--- start of GIVEN PASSAGE ---

Last night I used the following to kill a user's processes:

ps aux | grep username | awk '{print $2}' | xargs kill

ps aux - get the process list
grep username - get lines from the list that contain the username
                (potential problem here if the username has similarities
                 to a unix command or directory of program, i.e. 'ash'
                 & 'bash', use 'awk' here if such a problem might exist)
awk '{print $2}' - get the PID's
xargs kill - kill the PID's

It seemed to work fine, though I certainly want to know if I overlooked
something, or there's a better way.

                             - Martin J. Brown, Jr. -
                             - [EMAIL PROTECTED] -


On Wed, 12 Jul 2000, Anthony E. Greene wrote:

> At 21:10 2000-07-11 -0700, Steven Pierce wrote:
> >I am a newbie so please bare with me for some simple ( to most) questions.

--- end of GIVEN PASSAGE ---

■ PROBLEMS AND TASKS
• A. Retype part of the message, beginning at the words "ps aux | grep" and stopping after "a better way.".
• B. Using the message, decide whether each statement agrees with it, answering yes or no and quoting the words that decide it: (i) The awk step in the pipeline is used to get the PIDs. (ii) The writer reports that the command failed. (iii) The grep step could cause trouble when a username resembles a unix command.
Nothing in the listing that comes next is needed.

--- start of EXTRACTED MATERIAL ---

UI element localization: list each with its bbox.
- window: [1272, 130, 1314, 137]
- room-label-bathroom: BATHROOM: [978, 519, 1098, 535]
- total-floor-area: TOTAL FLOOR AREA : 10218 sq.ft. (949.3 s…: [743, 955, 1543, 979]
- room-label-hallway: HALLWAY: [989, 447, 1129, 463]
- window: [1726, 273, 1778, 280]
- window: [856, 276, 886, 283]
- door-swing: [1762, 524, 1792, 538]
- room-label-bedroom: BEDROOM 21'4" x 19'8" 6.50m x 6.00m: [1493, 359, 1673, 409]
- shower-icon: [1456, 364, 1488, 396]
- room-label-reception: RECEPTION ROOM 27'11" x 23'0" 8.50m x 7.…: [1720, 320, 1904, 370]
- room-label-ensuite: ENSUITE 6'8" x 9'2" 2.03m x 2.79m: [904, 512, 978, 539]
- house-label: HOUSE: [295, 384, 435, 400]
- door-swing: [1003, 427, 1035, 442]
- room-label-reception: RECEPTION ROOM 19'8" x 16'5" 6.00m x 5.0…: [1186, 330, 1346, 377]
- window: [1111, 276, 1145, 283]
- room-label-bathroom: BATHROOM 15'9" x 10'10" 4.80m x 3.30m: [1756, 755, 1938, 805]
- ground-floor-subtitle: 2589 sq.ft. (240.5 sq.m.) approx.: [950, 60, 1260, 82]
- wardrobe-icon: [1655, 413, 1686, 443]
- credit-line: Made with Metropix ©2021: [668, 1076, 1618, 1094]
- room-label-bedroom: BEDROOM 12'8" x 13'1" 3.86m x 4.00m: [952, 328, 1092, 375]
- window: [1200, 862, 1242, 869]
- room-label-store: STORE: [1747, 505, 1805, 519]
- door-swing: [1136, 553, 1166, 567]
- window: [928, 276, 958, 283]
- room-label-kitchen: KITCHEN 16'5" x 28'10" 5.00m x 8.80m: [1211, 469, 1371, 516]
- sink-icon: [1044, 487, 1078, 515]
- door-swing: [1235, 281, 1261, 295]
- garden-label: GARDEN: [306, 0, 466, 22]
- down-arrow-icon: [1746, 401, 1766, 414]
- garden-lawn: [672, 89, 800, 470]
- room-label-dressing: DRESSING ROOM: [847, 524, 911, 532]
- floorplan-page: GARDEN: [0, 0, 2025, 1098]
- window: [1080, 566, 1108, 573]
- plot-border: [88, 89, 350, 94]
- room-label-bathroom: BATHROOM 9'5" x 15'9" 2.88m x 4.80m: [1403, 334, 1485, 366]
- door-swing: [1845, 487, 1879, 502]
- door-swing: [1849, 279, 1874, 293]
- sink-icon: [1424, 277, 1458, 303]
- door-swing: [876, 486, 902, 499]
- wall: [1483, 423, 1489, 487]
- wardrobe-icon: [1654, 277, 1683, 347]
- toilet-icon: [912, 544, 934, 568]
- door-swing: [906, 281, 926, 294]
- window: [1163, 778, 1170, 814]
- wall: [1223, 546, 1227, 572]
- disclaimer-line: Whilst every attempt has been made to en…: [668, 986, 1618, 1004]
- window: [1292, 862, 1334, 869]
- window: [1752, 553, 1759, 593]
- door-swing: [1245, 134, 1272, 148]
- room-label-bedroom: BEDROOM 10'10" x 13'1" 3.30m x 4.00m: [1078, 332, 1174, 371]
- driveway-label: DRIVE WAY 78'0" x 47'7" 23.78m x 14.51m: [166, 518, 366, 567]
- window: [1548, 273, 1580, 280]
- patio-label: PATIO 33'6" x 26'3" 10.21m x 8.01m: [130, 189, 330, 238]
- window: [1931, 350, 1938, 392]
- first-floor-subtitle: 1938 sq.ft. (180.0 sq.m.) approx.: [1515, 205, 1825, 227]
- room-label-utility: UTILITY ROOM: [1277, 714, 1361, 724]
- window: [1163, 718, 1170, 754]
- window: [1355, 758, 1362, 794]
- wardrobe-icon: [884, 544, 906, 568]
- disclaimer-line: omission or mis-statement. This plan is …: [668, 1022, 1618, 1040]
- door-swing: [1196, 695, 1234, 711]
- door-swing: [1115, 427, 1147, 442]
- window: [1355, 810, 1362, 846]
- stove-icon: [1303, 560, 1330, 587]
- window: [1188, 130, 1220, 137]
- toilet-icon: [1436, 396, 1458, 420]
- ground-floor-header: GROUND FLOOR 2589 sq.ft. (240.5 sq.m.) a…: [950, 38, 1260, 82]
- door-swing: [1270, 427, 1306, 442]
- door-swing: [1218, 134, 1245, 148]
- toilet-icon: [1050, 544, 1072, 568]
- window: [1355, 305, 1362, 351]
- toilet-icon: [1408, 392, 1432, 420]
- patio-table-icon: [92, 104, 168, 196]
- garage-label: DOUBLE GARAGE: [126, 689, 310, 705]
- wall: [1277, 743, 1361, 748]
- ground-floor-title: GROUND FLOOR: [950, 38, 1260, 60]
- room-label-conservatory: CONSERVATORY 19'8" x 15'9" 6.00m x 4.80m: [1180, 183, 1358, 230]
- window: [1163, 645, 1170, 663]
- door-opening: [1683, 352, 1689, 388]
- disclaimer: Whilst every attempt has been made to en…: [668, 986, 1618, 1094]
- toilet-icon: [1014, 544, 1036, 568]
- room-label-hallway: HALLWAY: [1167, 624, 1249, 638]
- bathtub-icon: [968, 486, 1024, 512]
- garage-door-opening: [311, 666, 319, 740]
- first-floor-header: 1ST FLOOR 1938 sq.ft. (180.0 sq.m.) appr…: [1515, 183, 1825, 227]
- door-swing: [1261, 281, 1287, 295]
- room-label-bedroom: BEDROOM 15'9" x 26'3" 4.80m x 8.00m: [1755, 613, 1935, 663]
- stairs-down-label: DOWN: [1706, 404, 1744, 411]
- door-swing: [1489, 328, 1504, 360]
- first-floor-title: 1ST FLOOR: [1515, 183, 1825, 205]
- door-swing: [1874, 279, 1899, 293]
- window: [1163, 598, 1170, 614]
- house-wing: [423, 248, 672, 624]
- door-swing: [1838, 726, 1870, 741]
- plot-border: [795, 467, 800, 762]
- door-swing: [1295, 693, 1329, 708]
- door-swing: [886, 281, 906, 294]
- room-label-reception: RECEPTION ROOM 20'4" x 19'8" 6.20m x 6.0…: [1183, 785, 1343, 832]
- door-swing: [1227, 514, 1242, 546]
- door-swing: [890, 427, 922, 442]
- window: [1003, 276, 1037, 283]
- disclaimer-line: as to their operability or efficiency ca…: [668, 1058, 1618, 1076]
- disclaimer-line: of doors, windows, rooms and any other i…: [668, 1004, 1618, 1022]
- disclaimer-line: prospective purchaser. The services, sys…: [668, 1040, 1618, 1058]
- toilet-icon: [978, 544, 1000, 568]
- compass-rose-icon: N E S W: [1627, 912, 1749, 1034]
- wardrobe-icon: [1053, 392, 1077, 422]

--- end of EXTRACTED MATERIAL ---

■ PER-TASK OUTPUTS
• A.
ps aux | grep username | awk '{print $2}' | xargs kill

ps aux - get the process list
grep username - get lines from the list that contain the username
                (potential problem here if the username has similarities
                 to a unix command or directory of program, i.e. 'ash'
                 & 'bash', use 'awk' here if such a problem might exist)
awk '{print $2}' - get the PID's
xargs kill - kill the PID's

It seemed to work fine, though I certainly want to know if I overlooked
something, or there's a better way.

• B.
(i) Yes: "awk '{print $2}' - get the PID's"
(ii) No: "It seemed to work fine"
(iii) Yes: "potential problem here if the username has similarities"